### WORK INSTRUCTIONS:
Gather up the lines with the word "text" in them.

## Start DATA TO PROCESS

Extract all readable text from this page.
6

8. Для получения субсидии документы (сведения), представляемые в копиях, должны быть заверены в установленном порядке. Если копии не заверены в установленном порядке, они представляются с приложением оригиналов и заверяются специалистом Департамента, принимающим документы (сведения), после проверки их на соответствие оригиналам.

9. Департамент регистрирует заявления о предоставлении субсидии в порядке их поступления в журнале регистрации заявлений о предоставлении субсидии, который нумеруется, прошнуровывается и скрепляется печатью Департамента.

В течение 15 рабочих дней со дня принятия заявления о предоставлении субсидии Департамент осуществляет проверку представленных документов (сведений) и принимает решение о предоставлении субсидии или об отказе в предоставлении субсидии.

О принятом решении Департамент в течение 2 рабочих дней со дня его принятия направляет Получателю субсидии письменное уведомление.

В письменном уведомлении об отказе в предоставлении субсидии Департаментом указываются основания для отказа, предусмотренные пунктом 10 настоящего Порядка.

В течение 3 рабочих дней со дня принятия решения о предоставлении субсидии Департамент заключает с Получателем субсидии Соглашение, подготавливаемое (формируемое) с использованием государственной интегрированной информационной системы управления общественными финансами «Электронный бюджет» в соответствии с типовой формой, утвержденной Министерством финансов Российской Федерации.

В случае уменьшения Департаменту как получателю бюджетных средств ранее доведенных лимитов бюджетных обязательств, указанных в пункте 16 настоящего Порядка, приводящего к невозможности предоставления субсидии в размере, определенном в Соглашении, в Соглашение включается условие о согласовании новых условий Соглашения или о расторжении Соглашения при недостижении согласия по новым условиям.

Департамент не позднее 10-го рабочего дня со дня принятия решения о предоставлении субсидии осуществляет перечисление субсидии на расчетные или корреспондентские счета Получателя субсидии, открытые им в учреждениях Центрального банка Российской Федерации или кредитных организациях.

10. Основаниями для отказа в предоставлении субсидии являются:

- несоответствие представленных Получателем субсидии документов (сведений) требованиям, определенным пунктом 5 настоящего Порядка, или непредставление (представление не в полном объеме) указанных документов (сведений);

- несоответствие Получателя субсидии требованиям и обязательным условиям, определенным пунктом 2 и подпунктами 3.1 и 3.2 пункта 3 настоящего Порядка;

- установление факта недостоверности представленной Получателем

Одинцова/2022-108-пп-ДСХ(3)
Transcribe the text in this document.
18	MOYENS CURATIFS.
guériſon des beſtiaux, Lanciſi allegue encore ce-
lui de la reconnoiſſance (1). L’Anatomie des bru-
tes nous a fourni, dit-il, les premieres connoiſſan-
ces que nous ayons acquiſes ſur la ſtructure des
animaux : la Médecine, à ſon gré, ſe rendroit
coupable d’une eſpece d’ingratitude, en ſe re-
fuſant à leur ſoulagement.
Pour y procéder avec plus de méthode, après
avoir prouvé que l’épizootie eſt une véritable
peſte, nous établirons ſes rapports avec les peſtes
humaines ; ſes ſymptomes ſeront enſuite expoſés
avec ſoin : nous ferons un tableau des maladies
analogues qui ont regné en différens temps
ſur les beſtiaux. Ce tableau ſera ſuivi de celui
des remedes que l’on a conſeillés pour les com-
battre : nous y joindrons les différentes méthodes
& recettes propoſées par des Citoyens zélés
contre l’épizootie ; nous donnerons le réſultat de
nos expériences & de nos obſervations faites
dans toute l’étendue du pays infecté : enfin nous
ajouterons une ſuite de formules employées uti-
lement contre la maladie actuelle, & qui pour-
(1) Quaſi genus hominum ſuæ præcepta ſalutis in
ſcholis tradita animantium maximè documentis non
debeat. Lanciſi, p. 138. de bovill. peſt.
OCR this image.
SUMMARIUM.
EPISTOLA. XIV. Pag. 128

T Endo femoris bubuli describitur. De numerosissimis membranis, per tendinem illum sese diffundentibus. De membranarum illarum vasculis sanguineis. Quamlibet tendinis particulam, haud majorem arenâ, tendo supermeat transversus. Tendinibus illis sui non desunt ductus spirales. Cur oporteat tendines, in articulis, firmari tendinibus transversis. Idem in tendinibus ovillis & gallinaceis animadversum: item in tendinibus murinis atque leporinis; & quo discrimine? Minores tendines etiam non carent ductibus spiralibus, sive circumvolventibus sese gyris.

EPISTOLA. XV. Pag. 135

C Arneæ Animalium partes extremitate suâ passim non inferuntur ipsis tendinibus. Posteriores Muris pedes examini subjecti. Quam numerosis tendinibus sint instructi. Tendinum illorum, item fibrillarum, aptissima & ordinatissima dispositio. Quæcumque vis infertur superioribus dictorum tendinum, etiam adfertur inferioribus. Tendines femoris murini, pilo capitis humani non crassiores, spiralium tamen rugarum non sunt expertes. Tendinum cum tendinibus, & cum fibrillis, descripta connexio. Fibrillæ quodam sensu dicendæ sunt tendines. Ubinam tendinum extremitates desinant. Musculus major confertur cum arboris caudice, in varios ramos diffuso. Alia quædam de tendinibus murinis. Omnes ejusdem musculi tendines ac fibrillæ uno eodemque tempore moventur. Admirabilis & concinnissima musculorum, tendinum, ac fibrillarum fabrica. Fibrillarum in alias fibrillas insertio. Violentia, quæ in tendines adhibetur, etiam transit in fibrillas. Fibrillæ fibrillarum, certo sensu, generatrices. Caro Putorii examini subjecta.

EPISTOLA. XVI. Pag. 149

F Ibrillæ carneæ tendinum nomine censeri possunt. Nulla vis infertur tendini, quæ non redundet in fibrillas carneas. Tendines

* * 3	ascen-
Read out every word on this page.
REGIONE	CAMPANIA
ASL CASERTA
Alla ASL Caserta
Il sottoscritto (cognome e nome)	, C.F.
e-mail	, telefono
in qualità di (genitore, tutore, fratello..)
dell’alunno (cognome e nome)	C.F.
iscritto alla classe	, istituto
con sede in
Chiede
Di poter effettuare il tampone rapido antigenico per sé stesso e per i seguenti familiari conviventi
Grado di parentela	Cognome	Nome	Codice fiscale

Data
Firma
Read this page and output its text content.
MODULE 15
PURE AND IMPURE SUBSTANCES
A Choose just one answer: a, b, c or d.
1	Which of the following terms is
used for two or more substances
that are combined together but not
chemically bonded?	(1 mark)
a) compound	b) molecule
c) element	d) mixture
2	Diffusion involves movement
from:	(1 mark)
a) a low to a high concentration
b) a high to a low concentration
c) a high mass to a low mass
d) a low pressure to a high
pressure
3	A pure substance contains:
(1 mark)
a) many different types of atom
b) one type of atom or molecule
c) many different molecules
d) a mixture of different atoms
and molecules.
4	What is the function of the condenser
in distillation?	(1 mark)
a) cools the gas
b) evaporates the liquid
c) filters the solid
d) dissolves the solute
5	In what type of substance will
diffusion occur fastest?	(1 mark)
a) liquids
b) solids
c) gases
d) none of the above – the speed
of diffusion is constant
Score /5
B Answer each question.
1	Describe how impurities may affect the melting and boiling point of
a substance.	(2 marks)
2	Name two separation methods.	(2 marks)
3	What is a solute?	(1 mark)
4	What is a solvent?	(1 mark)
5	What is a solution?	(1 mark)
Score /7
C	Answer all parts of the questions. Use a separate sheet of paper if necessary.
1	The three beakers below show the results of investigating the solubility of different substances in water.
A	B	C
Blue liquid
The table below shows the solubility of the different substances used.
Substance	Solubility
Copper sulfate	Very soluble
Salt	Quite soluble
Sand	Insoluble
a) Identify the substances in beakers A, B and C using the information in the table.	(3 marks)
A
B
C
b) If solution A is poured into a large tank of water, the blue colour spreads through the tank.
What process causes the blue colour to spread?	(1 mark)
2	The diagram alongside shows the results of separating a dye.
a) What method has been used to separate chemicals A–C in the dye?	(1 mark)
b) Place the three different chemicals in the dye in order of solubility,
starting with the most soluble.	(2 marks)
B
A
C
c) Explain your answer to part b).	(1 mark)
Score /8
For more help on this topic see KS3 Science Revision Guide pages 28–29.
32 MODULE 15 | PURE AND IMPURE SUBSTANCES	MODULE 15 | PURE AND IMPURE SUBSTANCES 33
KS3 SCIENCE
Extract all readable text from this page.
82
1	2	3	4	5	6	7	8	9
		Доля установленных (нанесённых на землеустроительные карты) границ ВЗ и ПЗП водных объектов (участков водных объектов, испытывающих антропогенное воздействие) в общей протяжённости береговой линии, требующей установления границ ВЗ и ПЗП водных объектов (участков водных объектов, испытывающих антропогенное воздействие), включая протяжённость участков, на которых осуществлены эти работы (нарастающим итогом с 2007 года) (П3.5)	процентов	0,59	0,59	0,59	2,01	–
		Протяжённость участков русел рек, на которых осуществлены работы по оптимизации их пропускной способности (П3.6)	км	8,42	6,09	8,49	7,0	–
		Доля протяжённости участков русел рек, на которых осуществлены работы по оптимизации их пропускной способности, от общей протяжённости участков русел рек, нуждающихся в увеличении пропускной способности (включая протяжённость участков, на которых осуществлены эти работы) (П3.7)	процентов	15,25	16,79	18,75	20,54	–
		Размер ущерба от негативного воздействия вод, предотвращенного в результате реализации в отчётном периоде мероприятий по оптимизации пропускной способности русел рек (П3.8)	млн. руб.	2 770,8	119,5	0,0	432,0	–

## End DATA TO PROCESS

### RESPONSE:
Extract all readable text from this page.
Transcribe the text in this document.
Read this page and output its text content.
Extract all readable text from this page.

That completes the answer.